-- Activity --
An exact copy of all entries is required.

Data records:
══════

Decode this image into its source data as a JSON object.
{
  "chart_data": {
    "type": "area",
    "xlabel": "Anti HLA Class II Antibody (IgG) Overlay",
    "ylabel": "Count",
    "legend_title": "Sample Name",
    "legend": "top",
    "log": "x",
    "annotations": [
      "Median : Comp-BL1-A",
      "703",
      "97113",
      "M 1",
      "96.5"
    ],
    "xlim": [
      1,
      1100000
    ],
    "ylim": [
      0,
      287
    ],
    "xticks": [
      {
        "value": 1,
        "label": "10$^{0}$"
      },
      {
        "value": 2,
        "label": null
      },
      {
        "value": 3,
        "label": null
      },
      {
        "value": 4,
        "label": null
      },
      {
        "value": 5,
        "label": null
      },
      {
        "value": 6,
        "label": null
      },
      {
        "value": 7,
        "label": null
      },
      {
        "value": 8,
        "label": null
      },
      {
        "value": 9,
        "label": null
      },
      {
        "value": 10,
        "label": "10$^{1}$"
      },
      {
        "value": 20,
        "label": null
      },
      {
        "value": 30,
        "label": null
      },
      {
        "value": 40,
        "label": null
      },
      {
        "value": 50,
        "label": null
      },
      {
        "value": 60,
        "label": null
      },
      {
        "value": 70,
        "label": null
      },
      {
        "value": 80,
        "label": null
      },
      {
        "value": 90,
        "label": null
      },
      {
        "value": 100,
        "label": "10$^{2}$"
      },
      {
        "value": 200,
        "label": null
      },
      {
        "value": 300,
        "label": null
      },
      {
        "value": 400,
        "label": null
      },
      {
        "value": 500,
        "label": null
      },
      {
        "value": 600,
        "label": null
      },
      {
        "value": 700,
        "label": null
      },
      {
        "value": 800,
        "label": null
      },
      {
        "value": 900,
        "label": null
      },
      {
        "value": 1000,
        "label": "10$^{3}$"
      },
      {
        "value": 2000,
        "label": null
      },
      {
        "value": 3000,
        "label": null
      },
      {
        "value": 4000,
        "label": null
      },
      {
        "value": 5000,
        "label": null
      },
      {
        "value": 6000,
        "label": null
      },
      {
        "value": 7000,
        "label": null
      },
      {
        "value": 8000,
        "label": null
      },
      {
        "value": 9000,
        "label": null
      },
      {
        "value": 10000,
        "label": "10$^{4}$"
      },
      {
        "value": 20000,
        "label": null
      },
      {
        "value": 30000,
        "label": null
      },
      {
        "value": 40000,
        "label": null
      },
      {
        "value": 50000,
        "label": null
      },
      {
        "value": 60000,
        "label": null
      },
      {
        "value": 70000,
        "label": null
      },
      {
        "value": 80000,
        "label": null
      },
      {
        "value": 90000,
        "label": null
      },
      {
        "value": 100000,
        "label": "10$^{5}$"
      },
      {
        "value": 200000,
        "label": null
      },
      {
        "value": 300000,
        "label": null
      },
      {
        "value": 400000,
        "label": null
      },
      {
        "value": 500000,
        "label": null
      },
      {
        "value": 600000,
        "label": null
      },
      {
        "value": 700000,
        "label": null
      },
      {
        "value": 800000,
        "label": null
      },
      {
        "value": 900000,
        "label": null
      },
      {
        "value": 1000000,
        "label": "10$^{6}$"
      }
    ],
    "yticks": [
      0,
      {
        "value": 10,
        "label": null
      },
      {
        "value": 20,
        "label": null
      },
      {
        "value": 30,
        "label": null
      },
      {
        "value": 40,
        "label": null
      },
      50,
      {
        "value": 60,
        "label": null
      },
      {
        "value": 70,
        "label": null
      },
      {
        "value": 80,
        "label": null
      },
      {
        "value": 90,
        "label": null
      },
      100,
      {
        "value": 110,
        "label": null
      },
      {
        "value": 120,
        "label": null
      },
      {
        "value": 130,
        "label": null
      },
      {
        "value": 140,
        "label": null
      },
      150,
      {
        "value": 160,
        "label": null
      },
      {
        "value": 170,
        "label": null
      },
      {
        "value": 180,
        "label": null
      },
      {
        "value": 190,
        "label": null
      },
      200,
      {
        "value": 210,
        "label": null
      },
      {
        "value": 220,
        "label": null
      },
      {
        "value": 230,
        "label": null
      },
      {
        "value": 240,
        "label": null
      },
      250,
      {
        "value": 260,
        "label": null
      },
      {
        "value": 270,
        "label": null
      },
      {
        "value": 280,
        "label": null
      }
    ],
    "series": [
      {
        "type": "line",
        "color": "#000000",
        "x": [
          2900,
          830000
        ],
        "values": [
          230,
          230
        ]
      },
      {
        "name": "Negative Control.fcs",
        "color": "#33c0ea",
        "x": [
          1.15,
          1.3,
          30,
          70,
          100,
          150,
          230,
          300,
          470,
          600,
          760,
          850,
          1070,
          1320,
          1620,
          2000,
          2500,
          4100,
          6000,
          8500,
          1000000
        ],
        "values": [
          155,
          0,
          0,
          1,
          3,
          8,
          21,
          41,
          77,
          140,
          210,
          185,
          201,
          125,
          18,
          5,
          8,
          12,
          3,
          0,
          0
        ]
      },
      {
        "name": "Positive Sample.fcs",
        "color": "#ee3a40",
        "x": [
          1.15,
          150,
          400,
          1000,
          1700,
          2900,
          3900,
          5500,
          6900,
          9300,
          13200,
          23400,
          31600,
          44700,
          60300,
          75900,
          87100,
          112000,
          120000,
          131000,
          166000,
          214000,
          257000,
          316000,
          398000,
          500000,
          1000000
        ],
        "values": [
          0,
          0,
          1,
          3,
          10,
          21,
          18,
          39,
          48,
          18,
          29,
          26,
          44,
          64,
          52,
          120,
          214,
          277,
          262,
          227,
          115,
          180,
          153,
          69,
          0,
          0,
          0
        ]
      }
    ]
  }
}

══════

-- Exercise output --
Decode this image into its source data as a JSON object.
{
  "chart_data": {
    "type": "area",
    "xlabel": "Anti HLA Class II Antibody (IgG) Overlay",
    "ylabel": "Count",
    "legend_title": "Sample Name",
    "legend": "top",
    "log": "x",
    "annotations": [
      "Median : Comp-BL1-A",
      "703",
      "97113",
      "M 1",
      "96.5"
    ],
    "xlim": [
      1,
      1100000
    ],
    "ylim": [
      0,
      287
    ],
    "xticks": [
      {
        "value": 1,
        "label": "10$^{0}$"
      },
      {
        "value": 2,
        "label": null
      },
      {
        "value": 3,
        "label": null
      },
      {
        "value": 4,
        "label": null
      },
      {
        "value": 5,
        "label": null
      },
      {
        "value": 6,
        "label": null
      },
      {
        "value": 7,
        "label": null
      },
      {
        "value": 8,
        "label": null
      },
      {
        "value": 9,
        "label": null
      },
      {
        "value": 10,
        "label": "10$^{1}$"
      },
      {
        "value": 20,
        "label": null
      },
      {
        "value": 30,
        "label": null
      },
      {
        "value": 40,
        "label": null
      },
      {
        "value": 50,
        "label": null
      },
      {
        "value": 60,
        "label": null
      },
      {
        "value": 70,
        "label": null
      },
      {
        "value": 80,
        "label": null
      },
      {
        "value": 90,
        "label": null
      },
      {
        "value": 100,
        "label": "10$^{2}$"
      },
      {
        "value": 200,
        "label": null
      },
      {
        "value": 300,
        "label": null
      },
      {
        "value": 400,
        "label": null
      },
      {
        "value": 500,
        "label": null
      },
      {
        "value": 600,
        "label": null
      },
      {
        "value": 700,
        "label": null
      },
      {
        "value": 800,
        "label": null
      },
      {
        "value": 900,
        "label": null
      },
      {
        "value": 1000,
        "label": "10$^{3}$"
      },
      {
        "value": 2000,
        "label": null
      },
      {
        "value": 3000,
        "label": null
      },
      {
        "value": 4000,
        "label": null
      },
      {
        "value": 5000,
        "label": null
      },
      {
        "value": 6000,
        "label": null
      },
      {
        "value": 7000,
        "label": null
      },
      {
        "value": 8000,
        "label": null
      },
      {
        "value": 9000,
        "label": null
      },
      {
        "value": 10000,
        "label": "10$^{4}$"
      },
      {
        "value": 20000,
        "label": null
      },
      {
        "value": 30000,
        "label": null
      },
      {
        "value": 40000,
        "label": null
      },
      {
        "value": 50000,
        "label": null
      },
      {
        "value": 60000,
        "label": null
      },
      {
        "value": 70000,
        "label": null
      },
      {
        "value": 80000,
        "label": null
      },
      {
        "value": 90000,
        "label": null
      },
      {
        "value": 100000,
        "label": "10$^{5}$"
      },
      {
        "value": 200000,
        "label": null
      },
      {
        "value": 300000,
        "label": null
      },
      {
        "value": 400000,
        "label": null
      },
      {
        "value": 500000,
        "label": null
      },
      {
        "value": 600000,
        "label": null
      },
      {
        "value": 700000,
        "label": null
      },
      {
        "value": 800000,
        "label": null
      },
      {
        "value": 900000,
        "label": null
      },
      {
        "value": 1000000,
        "label": "10$^{6}$"
      }
    ],
    "yticks": [
      0,
      {
        "value": 10,
        "label": null
      },
      {
        "value": 20,
        "label": null
      },
      {
        "value": 30,
        "label": null
      },
      {
        "value": 40,
        "label": null
      },
      50,
      {
        "value": 60,
        "label": null
      },
      {
        "value": 70,
        "label": null
      },
      {
        "value": 80,
        "label": null
      },
      {
        "value": 90,
        "label": null
      },
      100,
      {
        "value": 110,
        "label": null
      },
      {
        "value": 120,
        "label": null
      },
      {
        "value": 130,
        "label": null
      },
      {
        "value": 140,
        "label": null
      },
      150,
      {
        "value": 160,
        "label": null
      },
      {
        "value": 170,
        "label": null
      },
      {
        "value": 180,
        "label": null
      },
      {
        "value": 190,
        "label": null
      },
      200,
      {
        "value": 210,
        "label": null
      },
      {
        "value": 220,
        "label": null
      },
      {
        "value": 230,
        "label": null
      },
      {
        "value": 240,
        "label": null
      },
      250,
      {
        "value": 260,
        "label": null
      },
      {
        "value": 270,
        "label": null
      },
      {
        "value": 280,
        "label": null
      }
    ],
    "series": [
      {
        "type": "line",
        "color": "#000000",
        "x": [
          2900,
          830000
        ],
        "values": [
          230,
          230
        ]
      },
      {
        "name": "Negative Control.fcs",
        "color": "#33c0ea",
        "x": [
          1.15,
          1.3,
          30,
          70,
          100,
          150,
          230,
          300,
          470,
          600,
          760,
          850,
          1070,
          1320,
          1620,
          2000,
          2500,
          4100,
          6000,
          8500,
          1000000
        ],
        "values": [
          155,
          0,
          0,
          1,
          3,
          8,
          21,
          41,
          77,
          140,
          210,
          185,
          201,
          125,
          18,
          5,
          8,
          12,
          3,
          0,
          0
        ]
      },
      {
        "name": "Positive Sample.fcs",
        "color": "#ee3a40",
        "x": [
          1.15,
          150,
          400,
          1000,
          1700,
          2900,
          3900,
          5500,
          6900,
          9300,
          13200,
          23400,
          31600,
          44700,
          60300,
          75900,
          87100,
          112000,
          120000,
          131000,
          166000,
          214000,
          257000,
          316000,
          398000,
          500000,
          1000000
        ],
        "values": [
          0,
          0,
          1,
          3,
          10,
          21,
          18,
          39,
          48,
          18,
          29,
          26,
          44,
          64,
          52,
          120,
          214,
          277,
          262,
          227,
          115,
          180,
          153,
          69,
          0,
          0,
          0
        ]
      }
    ]
  }
}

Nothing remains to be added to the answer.